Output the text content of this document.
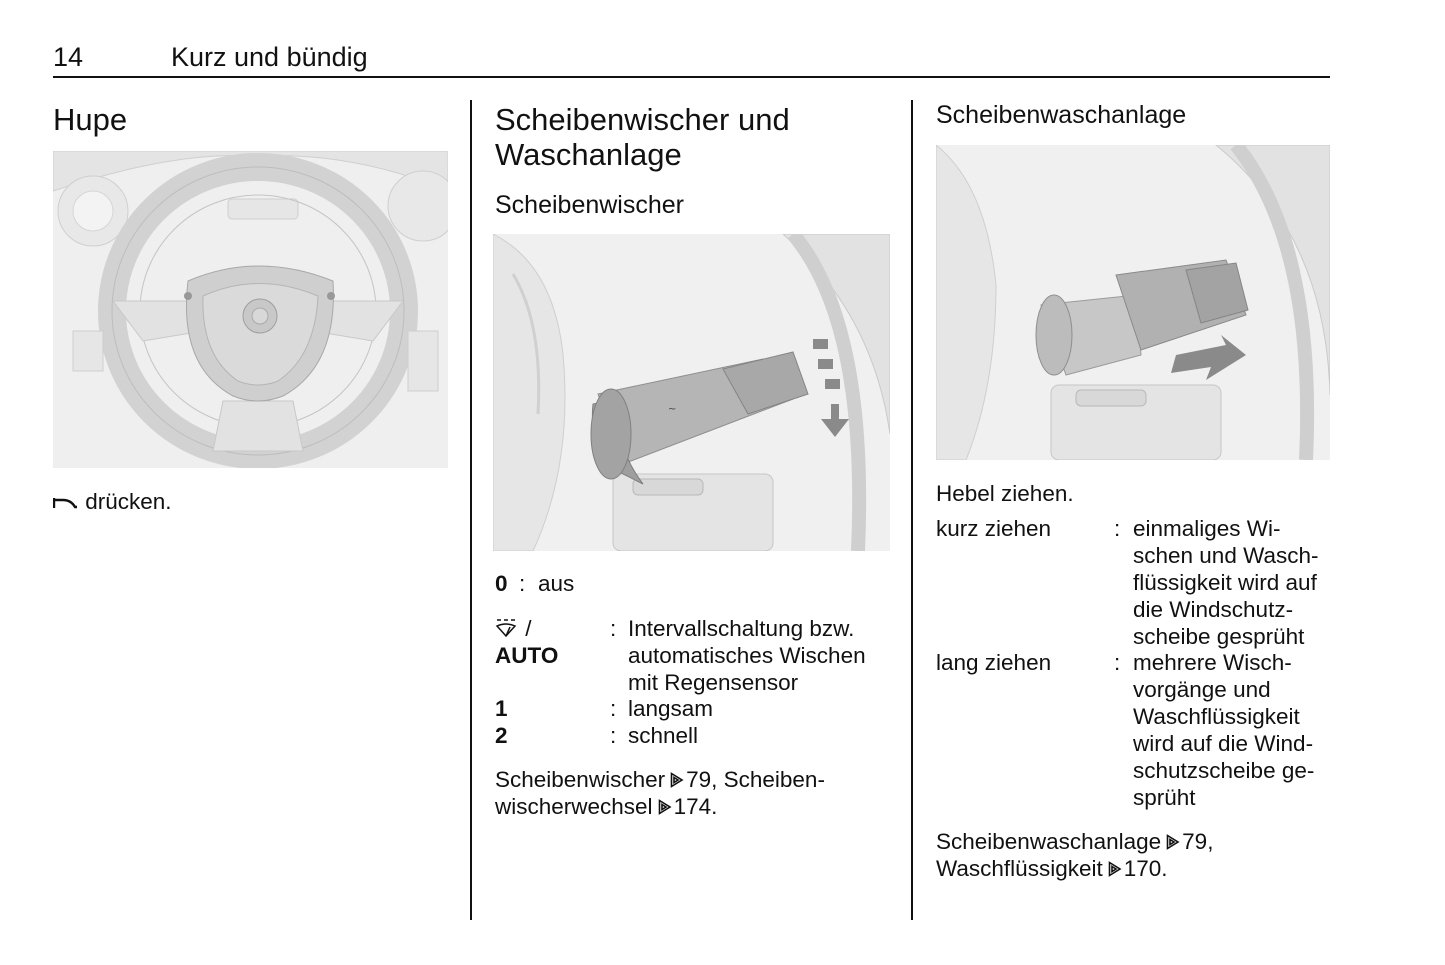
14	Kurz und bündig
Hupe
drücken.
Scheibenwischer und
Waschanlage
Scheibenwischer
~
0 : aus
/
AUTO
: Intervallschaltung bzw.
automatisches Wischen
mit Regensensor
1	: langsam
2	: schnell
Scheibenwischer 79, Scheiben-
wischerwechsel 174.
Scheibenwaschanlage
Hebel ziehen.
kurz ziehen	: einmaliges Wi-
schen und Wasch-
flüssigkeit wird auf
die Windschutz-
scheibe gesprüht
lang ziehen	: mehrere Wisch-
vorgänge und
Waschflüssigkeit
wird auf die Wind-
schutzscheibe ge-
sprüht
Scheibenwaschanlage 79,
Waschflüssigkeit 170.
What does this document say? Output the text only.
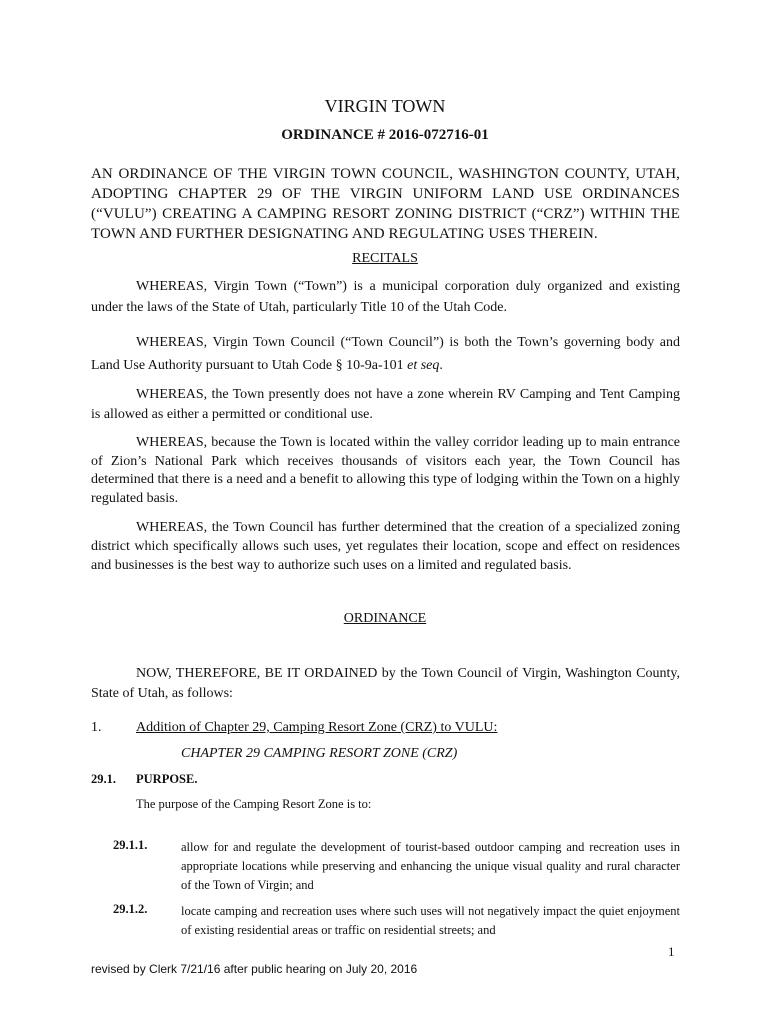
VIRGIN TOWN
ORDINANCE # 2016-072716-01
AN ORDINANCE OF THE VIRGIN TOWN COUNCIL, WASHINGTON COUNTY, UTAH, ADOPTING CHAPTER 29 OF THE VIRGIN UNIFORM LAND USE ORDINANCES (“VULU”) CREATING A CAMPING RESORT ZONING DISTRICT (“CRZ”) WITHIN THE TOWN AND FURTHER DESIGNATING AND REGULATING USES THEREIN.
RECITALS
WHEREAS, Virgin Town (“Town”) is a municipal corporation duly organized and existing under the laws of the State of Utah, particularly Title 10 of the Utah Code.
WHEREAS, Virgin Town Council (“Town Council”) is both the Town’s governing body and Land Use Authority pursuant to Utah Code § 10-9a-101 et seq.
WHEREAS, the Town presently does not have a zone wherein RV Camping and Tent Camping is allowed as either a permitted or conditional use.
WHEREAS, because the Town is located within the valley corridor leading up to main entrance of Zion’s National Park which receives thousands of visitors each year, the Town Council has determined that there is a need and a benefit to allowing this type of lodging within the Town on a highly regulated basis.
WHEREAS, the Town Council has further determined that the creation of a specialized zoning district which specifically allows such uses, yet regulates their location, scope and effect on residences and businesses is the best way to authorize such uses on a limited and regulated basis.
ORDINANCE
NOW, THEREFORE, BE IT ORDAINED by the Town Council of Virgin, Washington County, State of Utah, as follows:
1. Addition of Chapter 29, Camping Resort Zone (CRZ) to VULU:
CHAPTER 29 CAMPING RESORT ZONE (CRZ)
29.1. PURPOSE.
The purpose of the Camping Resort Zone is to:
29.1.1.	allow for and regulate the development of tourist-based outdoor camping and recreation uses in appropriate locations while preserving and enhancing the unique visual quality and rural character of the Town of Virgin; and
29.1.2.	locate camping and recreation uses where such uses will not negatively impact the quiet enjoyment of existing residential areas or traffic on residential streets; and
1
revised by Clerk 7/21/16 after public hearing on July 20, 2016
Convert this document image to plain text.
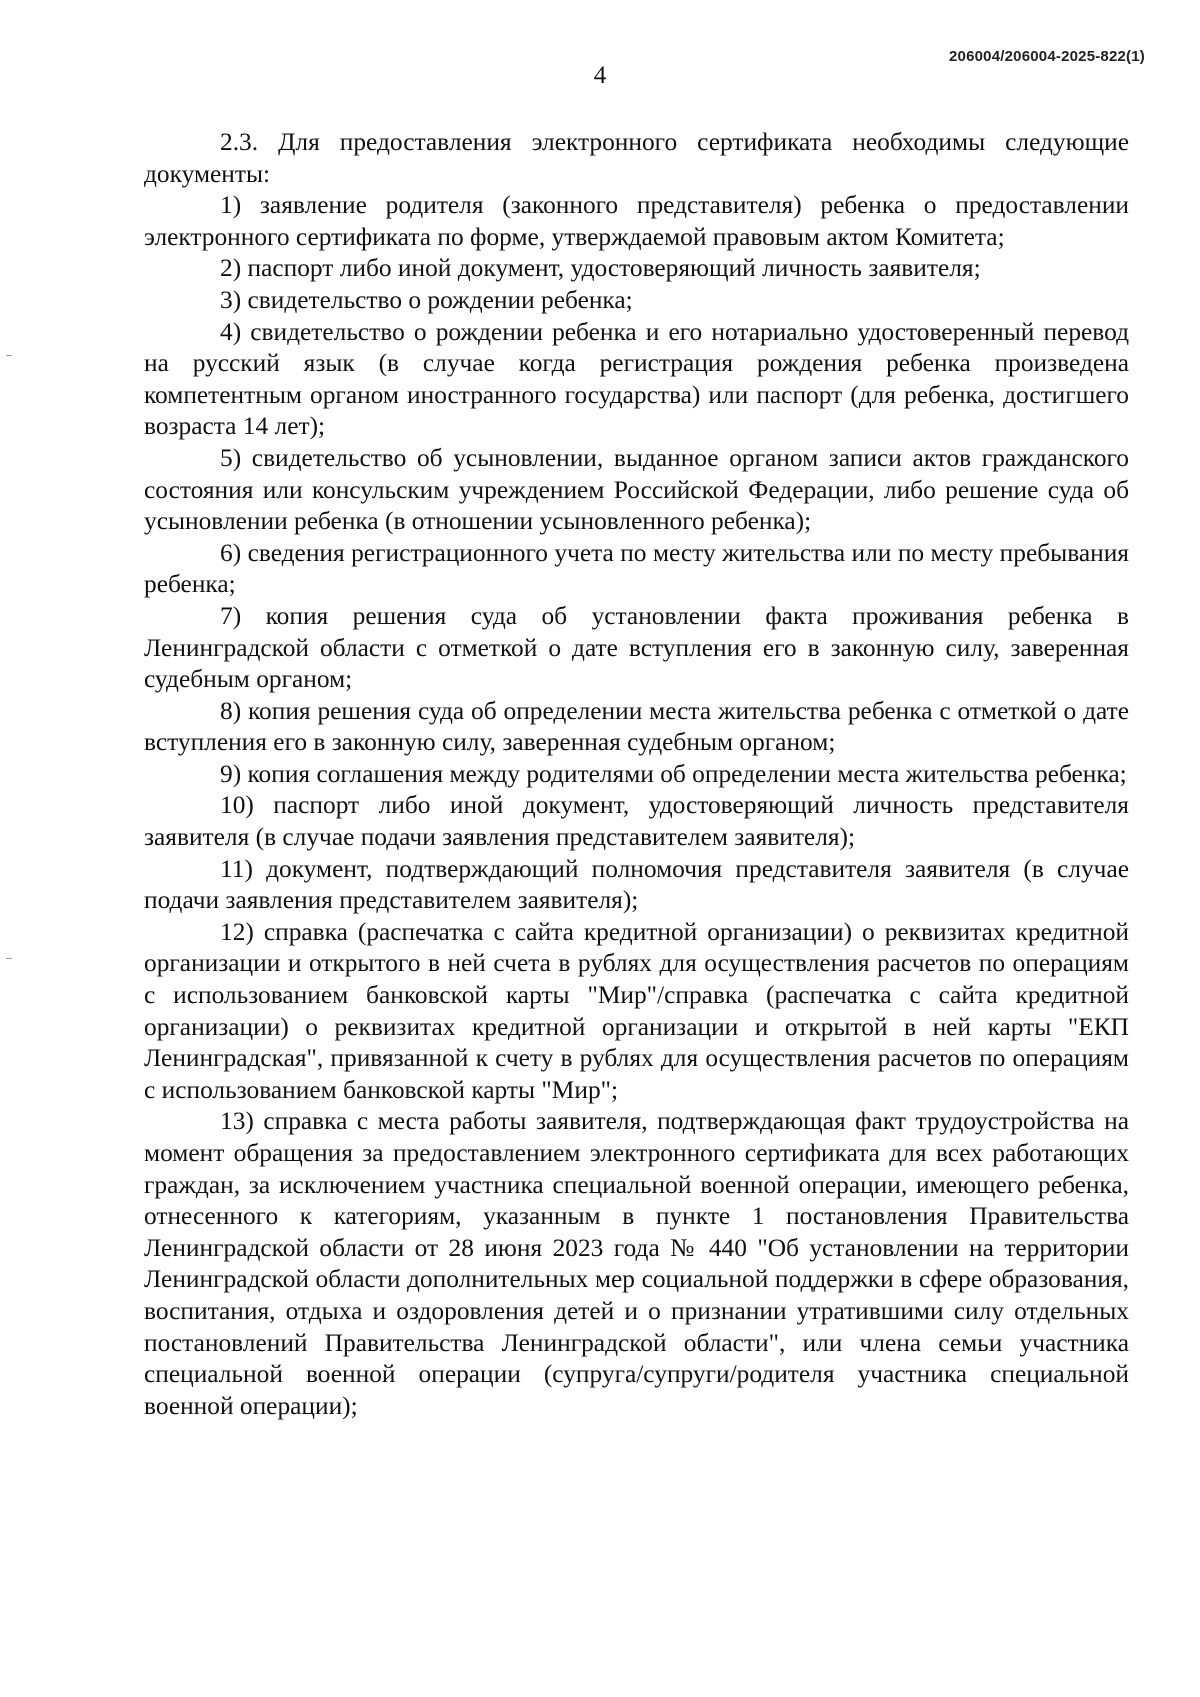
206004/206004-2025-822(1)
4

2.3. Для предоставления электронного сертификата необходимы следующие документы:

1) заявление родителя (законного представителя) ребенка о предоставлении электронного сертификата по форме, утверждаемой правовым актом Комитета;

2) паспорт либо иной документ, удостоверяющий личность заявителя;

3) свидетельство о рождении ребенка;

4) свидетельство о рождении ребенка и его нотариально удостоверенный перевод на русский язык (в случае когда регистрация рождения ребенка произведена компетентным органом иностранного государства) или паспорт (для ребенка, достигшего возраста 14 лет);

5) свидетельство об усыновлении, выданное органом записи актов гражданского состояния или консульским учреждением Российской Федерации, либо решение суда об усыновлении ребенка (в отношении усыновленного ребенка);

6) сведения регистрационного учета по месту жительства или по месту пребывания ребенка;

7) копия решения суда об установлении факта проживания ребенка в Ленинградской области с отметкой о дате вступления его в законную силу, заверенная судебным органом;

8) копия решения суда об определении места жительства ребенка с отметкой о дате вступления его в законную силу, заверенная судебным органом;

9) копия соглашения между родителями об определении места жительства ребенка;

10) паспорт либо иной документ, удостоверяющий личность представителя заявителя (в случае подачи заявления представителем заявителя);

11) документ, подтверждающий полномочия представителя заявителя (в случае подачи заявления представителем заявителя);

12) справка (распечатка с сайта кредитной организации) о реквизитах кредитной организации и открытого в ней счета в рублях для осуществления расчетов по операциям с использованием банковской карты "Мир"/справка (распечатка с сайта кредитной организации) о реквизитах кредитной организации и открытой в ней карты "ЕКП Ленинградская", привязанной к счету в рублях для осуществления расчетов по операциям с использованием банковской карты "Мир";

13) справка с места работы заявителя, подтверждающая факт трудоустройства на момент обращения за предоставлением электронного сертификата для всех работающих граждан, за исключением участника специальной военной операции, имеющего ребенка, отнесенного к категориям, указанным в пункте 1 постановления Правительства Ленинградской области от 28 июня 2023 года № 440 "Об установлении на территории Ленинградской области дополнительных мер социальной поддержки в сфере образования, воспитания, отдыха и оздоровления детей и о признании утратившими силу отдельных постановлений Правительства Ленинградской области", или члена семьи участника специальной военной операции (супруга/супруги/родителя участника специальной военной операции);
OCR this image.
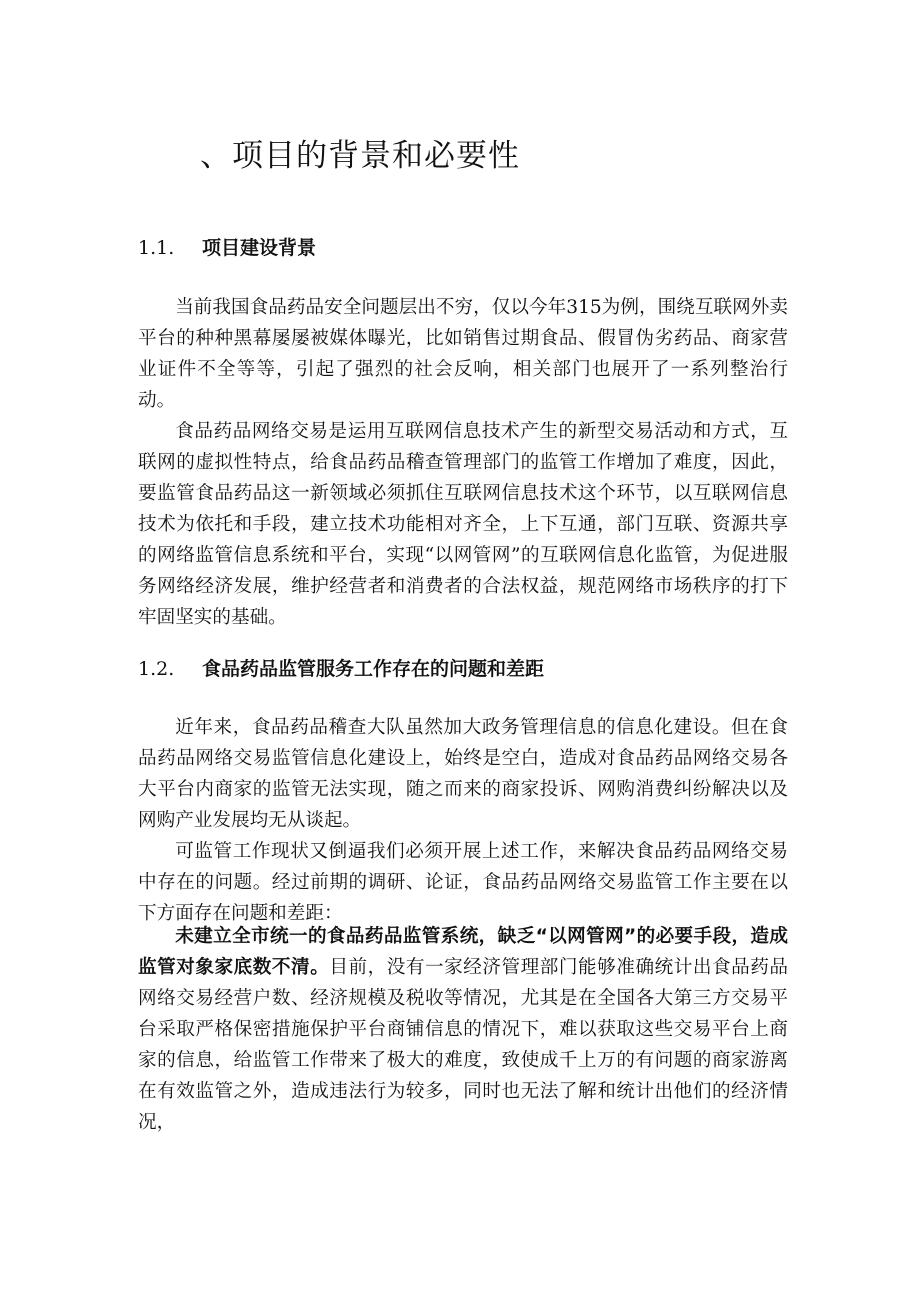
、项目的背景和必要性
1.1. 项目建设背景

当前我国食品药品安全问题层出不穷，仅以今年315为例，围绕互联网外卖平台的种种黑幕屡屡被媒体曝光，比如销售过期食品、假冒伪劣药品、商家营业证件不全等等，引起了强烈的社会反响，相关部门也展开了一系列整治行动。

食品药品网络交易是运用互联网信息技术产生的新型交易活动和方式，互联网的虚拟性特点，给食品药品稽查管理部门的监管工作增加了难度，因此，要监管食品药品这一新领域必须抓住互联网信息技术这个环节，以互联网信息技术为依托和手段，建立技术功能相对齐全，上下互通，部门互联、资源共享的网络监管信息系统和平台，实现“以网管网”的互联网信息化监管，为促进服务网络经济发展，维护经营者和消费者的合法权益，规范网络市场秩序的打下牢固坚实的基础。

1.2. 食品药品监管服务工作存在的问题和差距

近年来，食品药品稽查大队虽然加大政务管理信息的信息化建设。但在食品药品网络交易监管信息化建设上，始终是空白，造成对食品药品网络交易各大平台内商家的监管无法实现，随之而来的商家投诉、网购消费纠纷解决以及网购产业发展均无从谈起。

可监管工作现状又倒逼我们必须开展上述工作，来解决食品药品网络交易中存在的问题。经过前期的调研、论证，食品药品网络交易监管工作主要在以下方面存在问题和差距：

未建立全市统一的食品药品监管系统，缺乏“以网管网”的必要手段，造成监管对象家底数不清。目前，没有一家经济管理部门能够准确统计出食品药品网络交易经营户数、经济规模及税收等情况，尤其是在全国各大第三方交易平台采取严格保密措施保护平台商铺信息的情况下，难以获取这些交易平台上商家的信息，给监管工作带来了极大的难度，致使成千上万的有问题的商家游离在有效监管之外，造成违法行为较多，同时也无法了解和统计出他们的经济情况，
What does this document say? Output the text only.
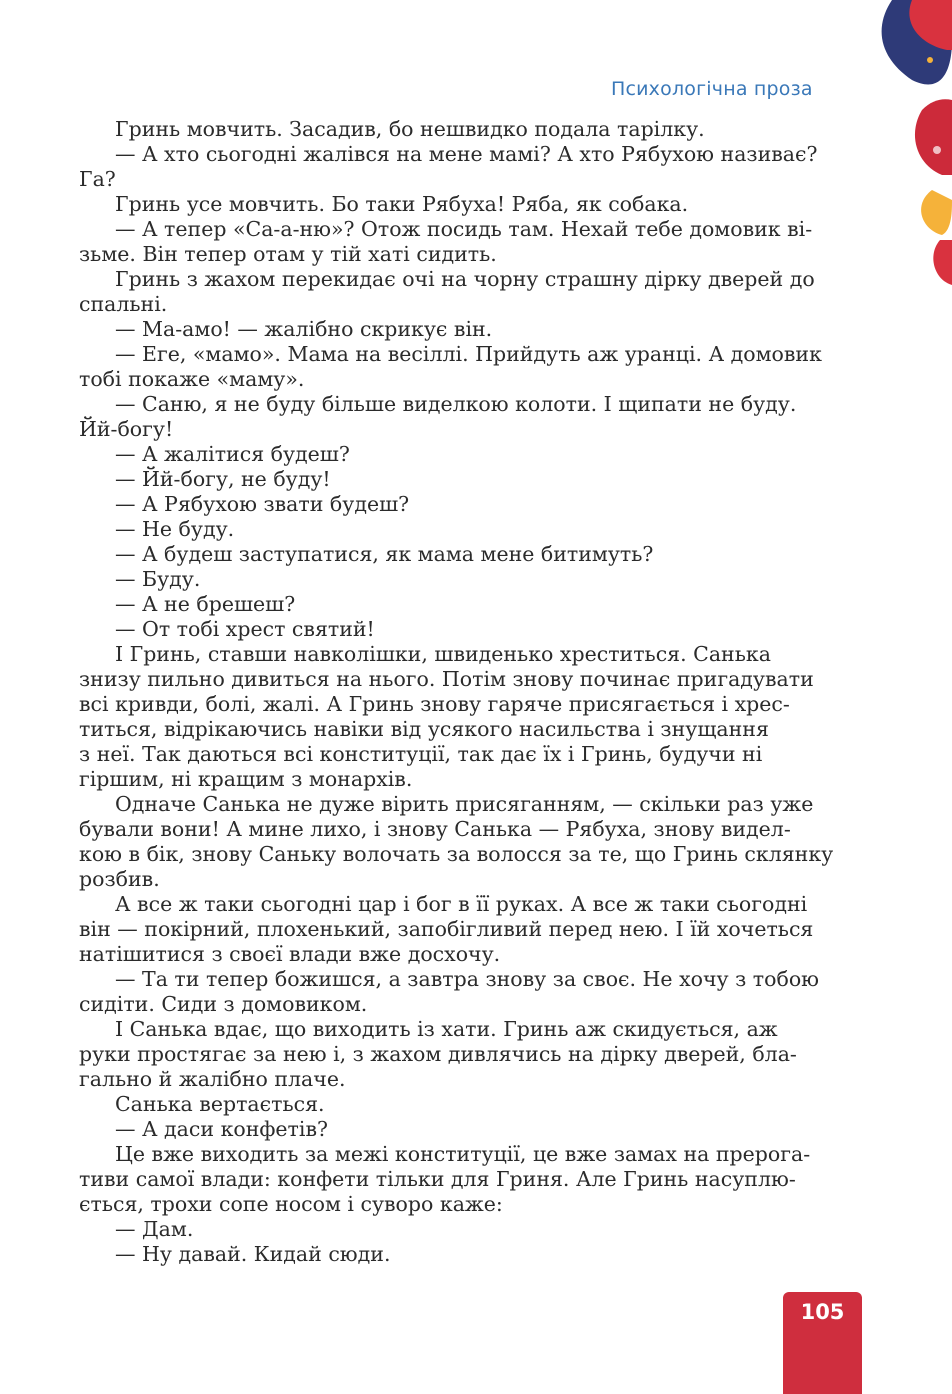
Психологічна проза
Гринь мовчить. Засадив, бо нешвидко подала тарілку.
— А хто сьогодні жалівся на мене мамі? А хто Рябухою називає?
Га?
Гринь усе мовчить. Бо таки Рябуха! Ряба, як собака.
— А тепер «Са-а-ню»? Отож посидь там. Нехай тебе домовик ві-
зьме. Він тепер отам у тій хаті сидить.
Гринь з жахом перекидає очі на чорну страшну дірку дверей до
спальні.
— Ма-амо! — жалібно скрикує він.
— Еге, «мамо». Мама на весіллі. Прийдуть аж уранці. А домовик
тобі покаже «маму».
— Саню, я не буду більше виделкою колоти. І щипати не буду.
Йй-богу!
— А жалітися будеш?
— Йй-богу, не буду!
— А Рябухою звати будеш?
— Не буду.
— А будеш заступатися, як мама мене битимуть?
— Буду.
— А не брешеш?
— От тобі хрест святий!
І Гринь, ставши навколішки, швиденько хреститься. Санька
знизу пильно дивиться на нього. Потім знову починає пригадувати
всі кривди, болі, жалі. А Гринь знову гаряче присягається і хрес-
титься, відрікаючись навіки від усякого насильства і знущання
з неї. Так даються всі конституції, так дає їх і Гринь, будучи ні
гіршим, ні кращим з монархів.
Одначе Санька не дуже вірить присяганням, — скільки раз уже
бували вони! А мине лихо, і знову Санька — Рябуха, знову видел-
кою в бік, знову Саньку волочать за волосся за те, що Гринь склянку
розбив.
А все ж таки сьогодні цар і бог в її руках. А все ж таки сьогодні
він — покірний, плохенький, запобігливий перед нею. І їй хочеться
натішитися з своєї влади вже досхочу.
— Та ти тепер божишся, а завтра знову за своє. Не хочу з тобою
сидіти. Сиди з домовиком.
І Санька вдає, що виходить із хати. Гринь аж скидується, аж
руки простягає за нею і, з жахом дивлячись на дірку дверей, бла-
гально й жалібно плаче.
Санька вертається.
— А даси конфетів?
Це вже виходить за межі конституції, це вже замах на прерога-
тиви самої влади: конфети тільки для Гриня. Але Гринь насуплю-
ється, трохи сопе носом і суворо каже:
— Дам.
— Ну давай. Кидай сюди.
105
^^^^
> [TASK REQUIREMENTS] Select and copy every line of the listing with the word "Scheibenwaschanlage".

> [COMPLETED EXERCISE]
Scheibenwaschanlage
Scheibenwaschanlage 79,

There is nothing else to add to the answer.